Objective
Look for the word "your" in the entries below, then copy every line that has it.
>> begin Raw data
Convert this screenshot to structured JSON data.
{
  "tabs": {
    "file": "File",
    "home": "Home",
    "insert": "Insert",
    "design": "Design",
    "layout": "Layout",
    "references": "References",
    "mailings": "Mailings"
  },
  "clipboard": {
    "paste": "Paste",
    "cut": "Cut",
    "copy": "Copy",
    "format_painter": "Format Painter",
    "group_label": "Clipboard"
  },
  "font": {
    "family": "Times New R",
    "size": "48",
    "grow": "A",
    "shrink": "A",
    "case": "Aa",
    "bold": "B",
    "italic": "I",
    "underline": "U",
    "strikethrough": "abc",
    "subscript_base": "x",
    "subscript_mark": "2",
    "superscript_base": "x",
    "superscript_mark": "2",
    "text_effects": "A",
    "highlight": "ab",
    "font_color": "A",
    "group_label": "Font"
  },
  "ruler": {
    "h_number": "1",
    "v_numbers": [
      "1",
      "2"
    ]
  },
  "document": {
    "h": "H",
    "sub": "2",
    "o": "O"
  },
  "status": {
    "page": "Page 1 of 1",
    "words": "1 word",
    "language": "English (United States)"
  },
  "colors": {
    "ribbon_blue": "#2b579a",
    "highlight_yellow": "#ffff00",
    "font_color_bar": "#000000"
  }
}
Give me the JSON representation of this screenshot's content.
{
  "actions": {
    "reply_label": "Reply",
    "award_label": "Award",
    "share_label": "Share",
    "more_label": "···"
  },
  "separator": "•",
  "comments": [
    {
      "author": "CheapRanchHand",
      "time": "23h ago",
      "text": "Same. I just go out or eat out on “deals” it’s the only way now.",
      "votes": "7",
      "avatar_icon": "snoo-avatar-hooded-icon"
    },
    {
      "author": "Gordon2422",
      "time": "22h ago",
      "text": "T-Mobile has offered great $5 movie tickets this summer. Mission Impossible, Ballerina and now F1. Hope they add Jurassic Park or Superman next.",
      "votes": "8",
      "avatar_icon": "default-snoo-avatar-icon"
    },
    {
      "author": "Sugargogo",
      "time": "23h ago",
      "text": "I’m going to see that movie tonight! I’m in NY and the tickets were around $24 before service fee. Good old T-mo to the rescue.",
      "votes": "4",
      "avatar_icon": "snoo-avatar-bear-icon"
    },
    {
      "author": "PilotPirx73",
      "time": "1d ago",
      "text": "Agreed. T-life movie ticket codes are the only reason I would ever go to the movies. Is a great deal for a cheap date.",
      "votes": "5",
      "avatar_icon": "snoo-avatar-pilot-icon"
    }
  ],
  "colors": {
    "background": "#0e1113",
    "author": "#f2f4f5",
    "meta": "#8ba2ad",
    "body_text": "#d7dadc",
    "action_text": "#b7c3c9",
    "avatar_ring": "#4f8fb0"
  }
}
>> end Raw data
>> begin Raw data
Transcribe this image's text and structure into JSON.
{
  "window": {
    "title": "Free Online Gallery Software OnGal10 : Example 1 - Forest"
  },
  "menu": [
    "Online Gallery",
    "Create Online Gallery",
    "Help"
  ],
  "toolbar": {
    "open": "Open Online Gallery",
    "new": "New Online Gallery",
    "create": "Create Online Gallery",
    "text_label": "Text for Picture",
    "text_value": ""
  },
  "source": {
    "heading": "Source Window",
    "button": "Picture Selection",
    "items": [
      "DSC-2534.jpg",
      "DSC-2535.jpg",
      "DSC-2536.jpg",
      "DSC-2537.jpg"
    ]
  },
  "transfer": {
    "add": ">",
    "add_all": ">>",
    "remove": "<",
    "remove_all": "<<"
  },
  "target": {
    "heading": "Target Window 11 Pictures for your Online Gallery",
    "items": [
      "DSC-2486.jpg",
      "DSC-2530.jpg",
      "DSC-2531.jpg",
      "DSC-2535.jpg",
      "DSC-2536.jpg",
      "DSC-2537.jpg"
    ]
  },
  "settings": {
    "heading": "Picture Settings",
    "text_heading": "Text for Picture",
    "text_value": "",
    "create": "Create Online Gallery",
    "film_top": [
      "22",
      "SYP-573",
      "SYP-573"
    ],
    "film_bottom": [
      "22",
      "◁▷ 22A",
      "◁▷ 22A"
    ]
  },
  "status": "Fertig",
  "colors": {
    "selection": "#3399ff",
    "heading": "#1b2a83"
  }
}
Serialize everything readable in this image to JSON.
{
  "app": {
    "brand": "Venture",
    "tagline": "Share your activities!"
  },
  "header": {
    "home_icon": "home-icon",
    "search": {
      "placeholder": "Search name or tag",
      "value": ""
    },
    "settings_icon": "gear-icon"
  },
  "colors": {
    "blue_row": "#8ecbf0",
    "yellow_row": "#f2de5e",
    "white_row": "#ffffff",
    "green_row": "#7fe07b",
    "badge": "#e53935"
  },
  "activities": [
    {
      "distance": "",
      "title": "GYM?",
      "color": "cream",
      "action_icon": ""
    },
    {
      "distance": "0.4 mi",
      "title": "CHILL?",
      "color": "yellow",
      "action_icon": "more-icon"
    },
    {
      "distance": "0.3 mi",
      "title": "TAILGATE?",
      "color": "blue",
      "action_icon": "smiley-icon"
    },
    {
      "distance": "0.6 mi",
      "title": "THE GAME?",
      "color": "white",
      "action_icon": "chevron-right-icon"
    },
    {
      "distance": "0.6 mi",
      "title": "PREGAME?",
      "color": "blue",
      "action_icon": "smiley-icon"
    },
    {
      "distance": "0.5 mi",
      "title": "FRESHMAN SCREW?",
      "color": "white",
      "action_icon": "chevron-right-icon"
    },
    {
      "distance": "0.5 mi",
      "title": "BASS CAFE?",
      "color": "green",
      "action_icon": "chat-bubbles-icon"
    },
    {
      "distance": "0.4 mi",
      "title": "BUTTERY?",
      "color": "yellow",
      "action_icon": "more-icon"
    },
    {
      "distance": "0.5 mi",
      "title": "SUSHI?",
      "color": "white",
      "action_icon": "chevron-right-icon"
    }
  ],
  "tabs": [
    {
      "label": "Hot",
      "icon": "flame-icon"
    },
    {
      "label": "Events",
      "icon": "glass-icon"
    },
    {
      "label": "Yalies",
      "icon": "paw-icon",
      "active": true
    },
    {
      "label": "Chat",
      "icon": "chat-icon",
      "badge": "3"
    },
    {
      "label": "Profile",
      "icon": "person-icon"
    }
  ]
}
>> end Raw data
>> begin Raw data
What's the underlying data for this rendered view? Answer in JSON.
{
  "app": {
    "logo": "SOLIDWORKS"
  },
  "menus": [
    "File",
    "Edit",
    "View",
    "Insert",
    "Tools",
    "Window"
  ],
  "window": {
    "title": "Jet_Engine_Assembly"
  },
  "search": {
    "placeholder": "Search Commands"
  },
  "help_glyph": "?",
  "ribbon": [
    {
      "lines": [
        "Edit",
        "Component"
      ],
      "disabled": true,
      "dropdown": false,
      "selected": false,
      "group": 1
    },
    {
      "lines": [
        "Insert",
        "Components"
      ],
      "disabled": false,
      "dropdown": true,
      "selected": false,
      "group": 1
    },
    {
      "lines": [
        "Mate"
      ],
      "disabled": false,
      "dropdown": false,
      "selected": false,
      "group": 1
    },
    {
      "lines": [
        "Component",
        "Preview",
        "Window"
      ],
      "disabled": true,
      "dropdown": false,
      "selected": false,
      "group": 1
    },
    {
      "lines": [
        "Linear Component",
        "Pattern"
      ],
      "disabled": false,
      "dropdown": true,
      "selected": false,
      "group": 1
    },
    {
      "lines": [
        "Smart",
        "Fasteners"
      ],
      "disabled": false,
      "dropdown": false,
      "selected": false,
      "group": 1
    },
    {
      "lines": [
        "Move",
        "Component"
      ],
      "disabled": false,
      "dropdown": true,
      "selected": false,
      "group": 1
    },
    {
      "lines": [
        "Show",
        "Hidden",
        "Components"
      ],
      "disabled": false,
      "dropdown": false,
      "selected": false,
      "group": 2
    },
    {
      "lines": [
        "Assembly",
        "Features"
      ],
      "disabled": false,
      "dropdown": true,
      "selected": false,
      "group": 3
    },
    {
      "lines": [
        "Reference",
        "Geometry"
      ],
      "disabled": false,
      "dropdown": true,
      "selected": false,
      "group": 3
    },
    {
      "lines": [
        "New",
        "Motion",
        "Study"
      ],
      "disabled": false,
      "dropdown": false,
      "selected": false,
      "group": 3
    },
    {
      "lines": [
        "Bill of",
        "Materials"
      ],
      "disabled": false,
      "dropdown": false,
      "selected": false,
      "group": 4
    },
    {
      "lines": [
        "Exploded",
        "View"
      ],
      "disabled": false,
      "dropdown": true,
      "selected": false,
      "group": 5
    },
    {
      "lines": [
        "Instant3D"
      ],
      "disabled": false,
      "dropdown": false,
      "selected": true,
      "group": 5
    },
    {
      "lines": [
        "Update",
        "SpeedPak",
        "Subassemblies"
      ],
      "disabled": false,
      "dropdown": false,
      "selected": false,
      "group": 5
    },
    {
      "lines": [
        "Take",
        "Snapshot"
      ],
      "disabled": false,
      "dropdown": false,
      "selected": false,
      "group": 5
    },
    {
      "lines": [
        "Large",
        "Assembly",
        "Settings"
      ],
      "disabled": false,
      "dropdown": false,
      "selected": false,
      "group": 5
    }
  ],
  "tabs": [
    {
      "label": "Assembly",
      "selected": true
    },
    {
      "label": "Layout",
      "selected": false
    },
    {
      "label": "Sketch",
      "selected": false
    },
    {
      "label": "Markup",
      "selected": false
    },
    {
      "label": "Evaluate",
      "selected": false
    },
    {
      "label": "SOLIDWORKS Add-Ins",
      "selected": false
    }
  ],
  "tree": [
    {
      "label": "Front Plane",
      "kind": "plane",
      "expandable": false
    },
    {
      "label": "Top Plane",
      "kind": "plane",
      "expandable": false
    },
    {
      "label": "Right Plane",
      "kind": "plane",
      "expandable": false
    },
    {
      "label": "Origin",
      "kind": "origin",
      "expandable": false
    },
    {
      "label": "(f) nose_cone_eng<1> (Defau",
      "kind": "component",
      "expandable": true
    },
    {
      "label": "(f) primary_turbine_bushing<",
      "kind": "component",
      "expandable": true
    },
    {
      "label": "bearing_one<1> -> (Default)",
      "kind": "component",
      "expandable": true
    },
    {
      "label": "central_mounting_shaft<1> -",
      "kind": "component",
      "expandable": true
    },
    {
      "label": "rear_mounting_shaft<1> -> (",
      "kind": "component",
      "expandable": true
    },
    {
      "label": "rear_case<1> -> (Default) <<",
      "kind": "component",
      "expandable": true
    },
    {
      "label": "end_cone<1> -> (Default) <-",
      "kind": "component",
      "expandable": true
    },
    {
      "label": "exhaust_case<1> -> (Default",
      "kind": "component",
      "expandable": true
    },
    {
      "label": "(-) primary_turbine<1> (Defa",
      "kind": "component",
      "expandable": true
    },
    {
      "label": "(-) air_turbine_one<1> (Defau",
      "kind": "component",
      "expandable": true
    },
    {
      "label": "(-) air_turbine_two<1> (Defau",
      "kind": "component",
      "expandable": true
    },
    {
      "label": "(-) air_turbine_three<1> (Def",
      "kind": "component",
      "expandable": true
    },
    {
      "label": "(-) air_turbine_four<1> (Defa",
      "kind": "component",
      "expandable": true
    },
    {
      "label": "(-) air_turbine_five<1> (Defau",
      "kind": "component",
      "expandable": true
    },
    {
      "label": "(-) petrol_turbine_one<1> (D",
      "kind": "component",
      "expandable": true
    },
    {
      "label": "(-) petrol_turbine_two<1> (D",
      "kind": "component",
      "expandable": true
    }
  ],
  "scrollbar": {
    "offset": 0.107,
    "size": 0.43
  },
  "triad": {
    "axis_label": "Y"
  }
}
>> end Raw data
In response
    "heading": "Target Window 11 Pictures for your Online Gallery",
    "tagline": "Share your activities!"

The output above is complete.